SUPPLIED DATA ▸
[Start]

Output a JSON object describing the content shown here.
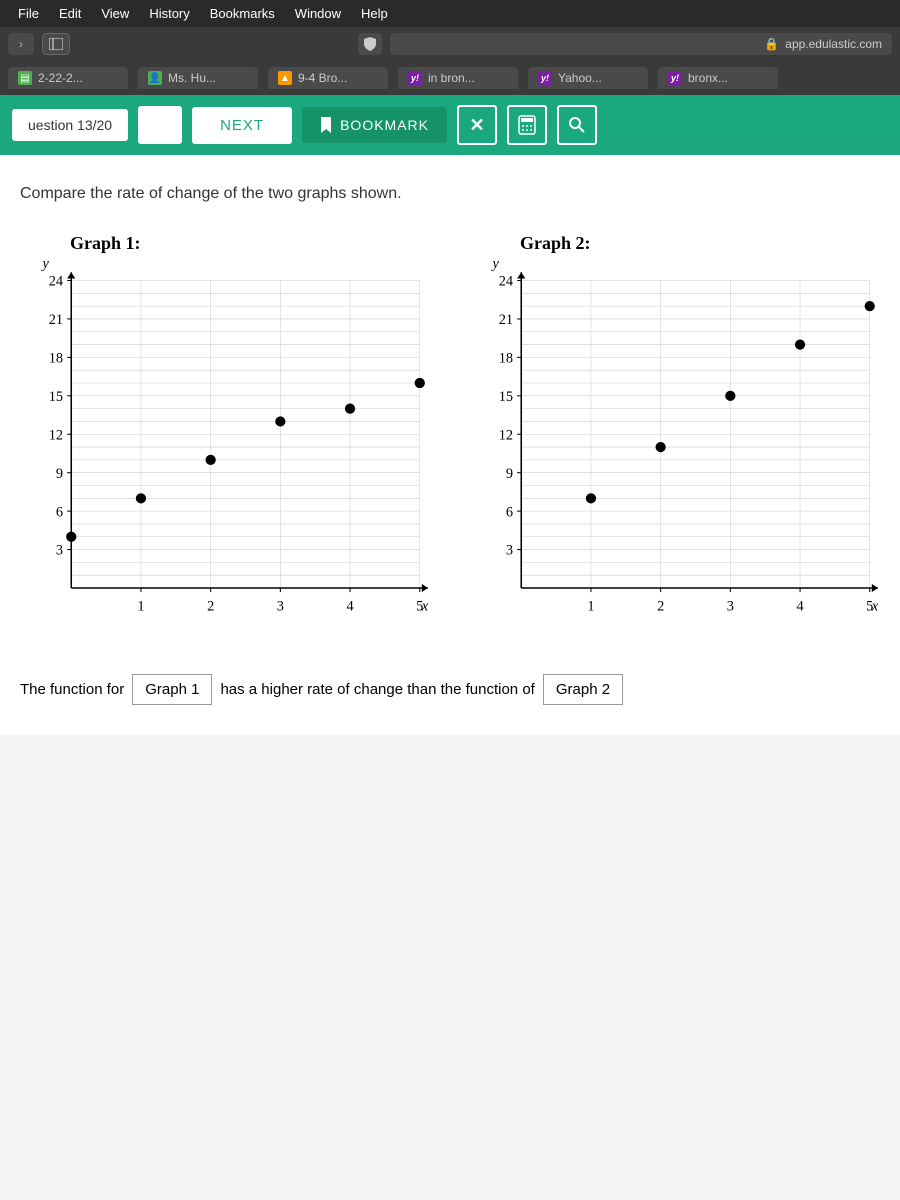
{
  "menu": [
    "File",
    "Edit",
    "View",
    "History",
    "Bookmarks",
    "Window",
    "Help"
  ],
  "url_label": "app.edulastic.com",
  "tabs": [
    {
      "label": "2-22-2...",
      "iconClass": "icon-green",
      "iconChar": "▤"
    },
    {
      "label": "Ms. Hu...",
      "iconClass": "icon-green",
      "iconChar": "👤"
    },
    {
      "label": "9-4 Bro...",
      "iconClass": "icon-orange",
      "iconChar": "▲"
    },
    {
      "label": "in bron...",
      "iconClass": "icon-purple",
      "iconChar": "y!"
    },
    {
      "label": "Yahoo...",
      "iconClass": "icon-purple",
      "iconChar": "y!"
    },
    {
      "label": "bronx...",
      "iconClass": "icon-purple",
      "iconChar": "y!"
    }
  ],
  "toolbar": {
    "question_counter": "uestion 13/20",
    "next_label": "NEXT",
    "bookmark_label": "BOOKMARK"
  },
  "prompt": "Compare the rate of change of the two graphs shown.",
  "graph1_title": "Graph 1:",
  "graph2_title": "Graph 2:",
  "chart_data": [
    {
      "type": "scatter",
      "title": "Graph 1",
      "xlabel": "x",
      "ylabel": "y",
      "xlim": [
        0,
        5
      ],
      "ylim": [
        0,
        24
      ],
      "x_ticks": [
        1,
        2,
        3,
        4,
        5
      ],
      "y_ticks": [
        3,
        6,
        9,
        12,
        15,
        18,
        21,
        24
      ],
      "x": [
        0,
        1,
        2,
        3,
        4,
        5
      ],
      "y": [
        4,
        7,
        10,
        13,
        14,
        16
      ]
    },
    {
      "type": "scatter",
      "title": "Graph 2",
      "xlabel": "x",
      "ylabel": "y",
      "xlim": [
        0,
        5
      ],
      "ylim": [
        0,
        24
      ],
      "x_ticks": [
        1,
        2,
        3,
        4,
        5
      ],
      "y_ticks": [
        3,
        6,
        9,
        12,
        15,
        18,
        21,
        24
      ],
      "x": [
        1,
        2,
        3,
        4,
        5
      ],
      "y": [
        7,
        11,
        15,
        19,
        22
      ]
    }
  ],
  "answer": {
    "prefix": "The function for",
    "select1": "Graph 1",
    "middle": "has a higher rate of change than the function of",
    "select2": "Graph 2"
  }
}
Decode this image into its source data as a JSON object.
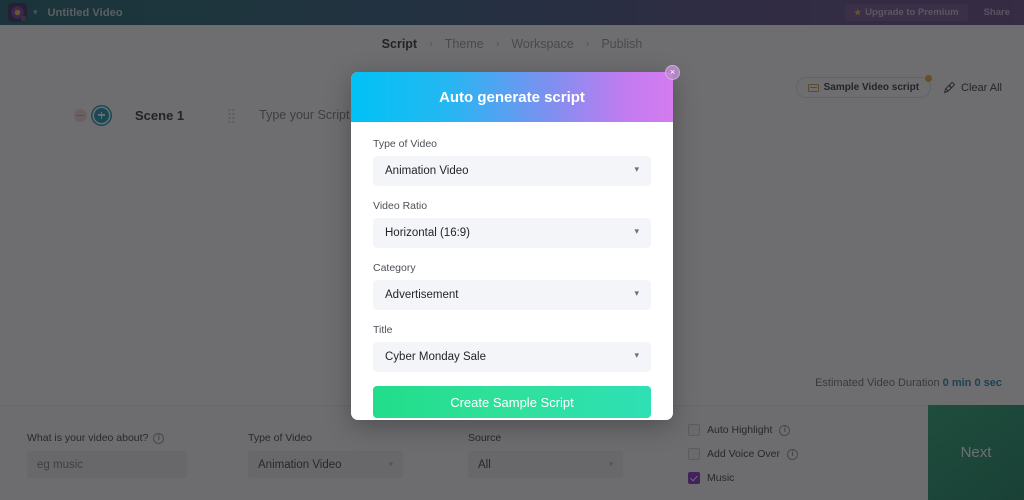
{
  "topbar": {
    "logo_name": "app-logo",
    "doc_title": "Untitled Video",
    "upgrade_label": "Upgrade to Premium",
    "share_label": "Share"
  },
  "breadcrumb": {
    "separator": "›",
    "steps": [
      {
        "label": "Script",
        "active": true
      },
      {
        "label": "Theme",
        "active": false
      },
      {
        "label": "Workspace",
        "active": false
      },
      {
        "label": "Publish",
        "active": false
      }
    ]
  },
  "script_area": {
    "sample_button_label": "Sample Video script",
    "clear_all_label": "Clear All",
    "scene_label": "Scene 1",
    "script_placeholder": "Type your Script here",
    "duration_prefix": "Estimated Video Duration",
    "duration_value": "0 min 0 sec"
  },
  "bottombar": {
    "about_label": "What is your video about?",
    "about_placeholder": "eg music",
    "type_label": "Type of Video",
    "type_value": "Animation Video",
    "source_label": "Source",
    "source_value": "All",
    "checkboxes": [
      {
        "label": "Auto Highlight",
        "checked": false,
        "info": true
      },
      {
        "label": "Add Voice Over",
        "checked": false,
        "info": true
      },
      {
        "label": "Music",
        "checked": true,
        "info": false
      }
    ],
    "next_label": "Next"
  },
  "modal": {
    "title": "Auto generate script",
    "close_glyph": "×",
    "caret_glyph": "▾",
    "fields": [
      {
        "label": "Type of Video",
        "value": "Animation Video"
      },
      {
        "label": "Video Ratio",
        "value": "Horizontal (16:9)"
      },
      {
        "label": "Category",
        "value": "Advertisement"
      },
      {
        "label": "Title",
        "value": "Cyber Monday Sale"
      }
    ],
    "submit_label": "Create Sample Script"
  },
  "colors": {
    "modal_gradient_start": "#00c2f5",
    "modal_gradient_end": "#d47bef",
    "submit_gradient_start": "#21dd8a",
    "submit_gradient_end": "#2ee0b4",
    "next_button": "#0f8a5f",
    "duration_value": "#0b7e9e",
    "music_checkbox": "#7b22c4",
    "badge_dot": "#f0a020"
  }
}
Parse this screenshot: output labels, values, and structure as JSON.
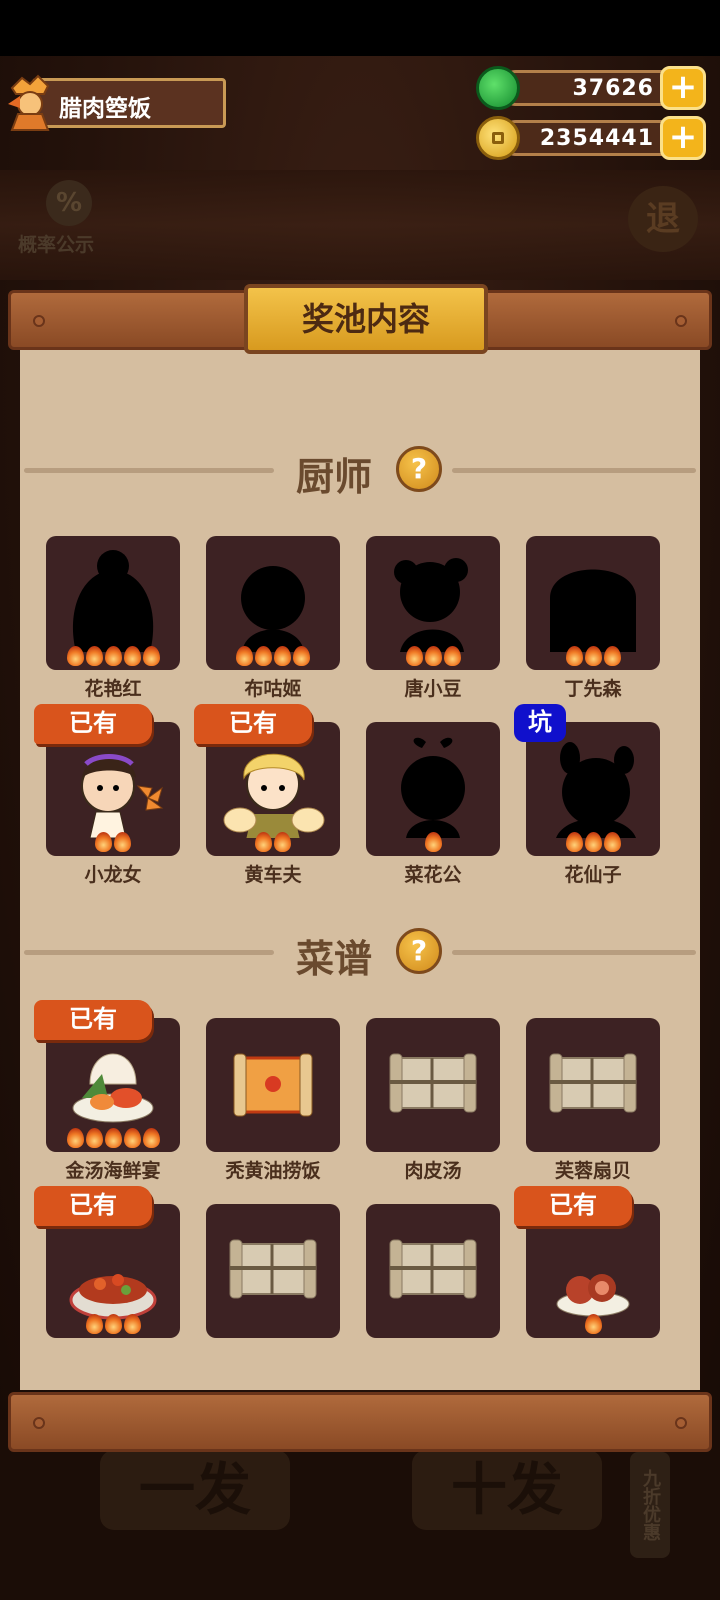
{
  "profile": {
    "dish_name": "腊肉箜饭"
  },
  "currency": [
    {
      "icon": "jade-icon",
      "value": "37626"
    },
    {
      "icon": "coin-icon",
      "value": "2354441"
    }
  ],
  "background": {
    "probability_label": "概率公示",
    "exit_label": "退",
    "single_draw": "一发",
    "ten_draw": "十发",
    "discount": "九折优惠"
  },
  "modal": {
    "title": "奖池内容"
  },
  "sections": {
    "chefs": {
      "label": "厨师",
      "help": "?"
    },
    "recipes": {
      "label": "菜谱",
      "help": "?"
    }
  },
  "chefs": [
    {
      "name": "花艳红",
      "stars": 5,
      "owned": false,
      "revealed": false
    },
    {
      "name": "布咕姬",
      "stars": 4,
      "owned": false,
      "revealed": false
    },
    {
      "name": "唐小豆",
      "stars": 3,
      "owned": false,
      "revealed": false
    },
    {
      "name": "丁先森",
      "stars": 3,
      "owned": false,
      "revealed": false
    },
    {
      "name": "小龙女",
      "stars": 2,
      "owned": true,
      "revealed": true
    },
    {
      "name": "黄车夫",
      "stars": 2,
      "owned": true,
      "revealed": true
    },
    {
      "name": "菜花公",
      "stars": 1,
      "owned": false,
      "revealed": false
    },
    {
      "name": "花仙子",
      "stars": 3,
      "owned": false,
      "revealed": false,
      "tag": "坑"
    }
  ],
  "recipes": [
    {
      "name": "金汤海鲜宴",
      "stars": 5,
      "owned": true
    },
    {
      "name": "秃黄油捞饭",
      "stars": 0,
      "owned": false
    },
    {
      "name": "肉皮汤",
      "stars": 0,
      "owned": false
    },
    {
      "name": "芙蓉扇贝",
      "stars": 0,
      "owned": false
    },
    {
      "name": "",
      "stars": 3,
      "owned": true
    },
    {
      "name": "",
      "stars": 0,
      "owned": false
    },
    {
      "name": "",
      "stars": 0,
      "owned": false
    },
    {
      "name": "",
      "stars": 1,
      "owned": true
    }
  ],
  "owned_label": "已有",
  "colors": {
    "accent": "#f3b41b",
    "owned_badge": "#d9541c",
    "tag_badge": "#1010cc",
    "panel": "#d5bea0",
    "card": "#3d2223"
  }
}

[End]

EXERCISE BRIEF ▸
Reproduce every entry exactly, but omit each picture.

THE RESULT ▸
Output a JSON object describing the content shown here.
{
  "menu": [
    "File",
    "Edit",
    "View",
    "History",
    "Bookmarks",
    "Window",
    "Help"
  ],
  "url_label": "app.edulastic.com",
  "tabs": [
    {
      "label": "2-22-2...",
      "iconClass": "icon-green",
      "iconChar": "▤"
    },
    {
      "label": "Ms. Hu...",
      "iconClass": "icon-green",
      "iconChar": "👤"
    },
    {
      "label": "9-4 Bro...",
      "iconClass": "icon-orange",
      "iconChar": "▲"
    },
    {
      "label": "in bron...",
      "iconClass": "icon-purple",
      "iconChar": "y!"
    },
    {
      "label": "Yahoo...",
      "iconClass": "icon-purple",
      "iconChar": "y!"
    },
    {
      "label": "bronx...",
      "iconClass": "icon-purple",
      "iconChar": "y!"
    }
  ],
  "toolbar": {
    "question_counter": "uestion 13/20",
    "next_label": "NEXT",
    "bookmark_label": "BOOKMARK"
  },
  "prompt": "Compare the rate of change of the two graphs shown.",
  "graph1_title": "Graph 1:",
  "graph2_title": "Graph 2:",
  "chart_data": [
    {
      "type": "scatter",
      "title": "Graph 1",
      "xlabel": "x",
      "ylabel": "y",
      "xlim": [
        0,
        5
      ],
      "ylim": [
        0,
        24
      ],
      "x_ticks": [
        1,
        2,
        3,
        4,
        5
      ],
      "y_ticks": [
        3,
        6,
        9,
        12,
        15,
        18,
        21,
        24
      ],
      "x": [
        0,
        1,
        2,
        3,
        4,
        5
      ],
      "y": [
        4,
        7,
        10,
        13,
        14,
        16
      ]
    },
    {
      "type": "scatter",
      "title": "Graph 2",
      "xlabel": "x",
      "ylabel": "y",
      "xlim": [
        0,
        5
      ],
      "ylim": [
        0,
        24
      ],
      "x_ticks": [
        1,
        2,
        3,
        4,
        5
      ],
      "y_ticks": [
        3,
        6,
        9,
        12,
        15,
        18,
        21,
        24
      ],
      "x": [
        1,
        2,
        3,
        4,
        5
      ],
      "y": [
        7,
        11,
        15,
        19,
        22
      ]
    }
  ],
  "answer": {
    "prefix": "The function for",
    "select1": "Graph 1",
    "middle": "has a higher rate of change than the function of",
    "select2": "Graph 2"
  }
}
Decode this image into its source data as a JSON object.
{
  "topbar": {
    "logo_name": "app-logo",
    "doc_title": "Untitled Video",
    "upgrade_label": "Upgrade to Premium",
    "share_label": "Share"
  },
  "breadcrumb": {
    "separator": "›",
    "steps": [
      {
        "label": "Script",
        "active": true
      },
      {
        "label": "Theme",
        "active": false
      },
      {
        "label": "Workspace",
        "active": false
      },
      {
        "label": "Publish",
        "active": false
      }
    ]
  },
  "script_area": {
    "sample_button_label": "Sample Video script",
    "clear_all_label": "Clear All",
    "scene_label": "Scene 1",
    "script_placeholder": "Type your Script here",
    "duration_prefix": "Estimated Video Duration",
    "duration_value": "0 min 0 sec"
  },
  "bottombar": {
    "about_label": "What is your video about?",
    "about_placeholder": "eg music",
    "type_label": "Type of Video",
    "type_value": "Animation Video",
    "source_label": "Source",
    "source_value": "All",
    "checkboxes": [
      {
        "label": "Auto Highlight",
        "checked": false,
        "info": true
      },
      {
        "label": "Add Voice Over",
        "checked": false,
        "info": true
      },
      {
        "label": "Music",
        "checked": true,
        "info": false
      }
    ],
    "next_label": "Next"
  },
  "modal": {
    "title": "Auto generate script",
    "close_glyph": "×",
    "caret_glyph": "▾",
    "fields": [
      {
        "label": "Type of Video",
        "value": "Animation Video"
      },
      {
        "label": "Video Ratio",
        "value": "Horizontal (16:9)"
      },
      {
        "label": "Category",
        "value": "Advertisement"
      },
      {
        "label": "Title",
        "value": "Cyber Monday Sale"
      }
    ],
    "submit_label": "Create Sample Script"
  },
  "colors": {
    "modal_gradient_start": "#00c2f5",
    "modal_gradient_end": "#d47bef",
    "submit_gradient_start": "#21dd8a",
    "submit_gradient_end": "#2ee0b4",
    "next_button": "#0f8a5f",
    "duration_value": "#0b7e9e",
    "music_checkbox": "#7b22c4",
    "badge_dot": "#f0a020"
  }
}
Parse this screenshot: output labels, values, and structure as JSON.
{
  "profile": {
    "dish_name": "腊肉箜饭"
  },
  "currency": [
    {
      "icon": "jade-icon",
      "value": "37626"
    },
    {
      "icon": "coin-icon",
      "value": "2354441"
    }
  ],
  "background": {
    "probability_label": "概率公示",
    "exit_label": "退",
    "single_draw": "一发",
    "ten_draw": "十发",
    "discount": "九折优惠"
  },
  "modal": {
    "title": "奖池内容"
  },
  "sections": {
    "chefs": {
      "label": "厨师",
      "help": "?"
    },
    "recipes": {
      "label": "菜谱",
      "help": "?"
    }
  },
  "chefs": [
    {
      "name": "花艳红",
      "stars": 5,
      "owned": false,
      "revealed": false
    },
    {
      "name": "布咕姬",
      "stars": 4,
      "owned": false,
      "revealed": false
    },
    {
      "name": "唐小豆",
      "stars": 3,
      "owned": false,
      "revealed": false
    },
    {
      "name": "丁先森",
      "stars": 3,
      "owned": false,
      "revealed": false
    },
    {
      "name": "小龙女",
      "stars": 2,
      "owned": true,
      "revealed": true
    },
    {
      "name": "黄车夫",
      "stars": 2,
      "owned": true,
      "revealed": true
    },
    {
      "name": "菜花公",
      "stars": 1,
      "owned": false,
      "revealed": false
    },
    {
      "name": "花仙子",
      "stars": 3,
      "owned": false,
      "revealed": false,
      "tag": "坑"
    }
  ],
  "recipes": [
    {
      "name": "金汤海鲜宴",
      "stars": 5,
      "owned": true
    },
    {
      "name": "秃黄油捞饭",
      "stars": 0,
      "owned": false
    },
    {
      "name": "肉皮汤",
      "stars": 0,
      "owned": false
    },
    {
      "name": "芙蓉扇贝",
      "stars": 0,
      "owned": false
    },
    {
      "name": "",
      "stars": 3,
      "owned": true
    },
    {
      "name": "",
      "stars": 0,
      "owned": false
    },
    {
      "name": "",
      "stars": 0,
      "owned": false
    },
    {
      "name": "",
      "stars": 1,
      "owned": true
    }
  ],
  "owned_label": "已有",
  "colors": {
    "accent": "#f3b41b",
    "owned_badge": "#d9541c",
    "tag_badge": "#1010cc",
    "panel": "#d5bea0",
    "card": "#3d2223"
  }
}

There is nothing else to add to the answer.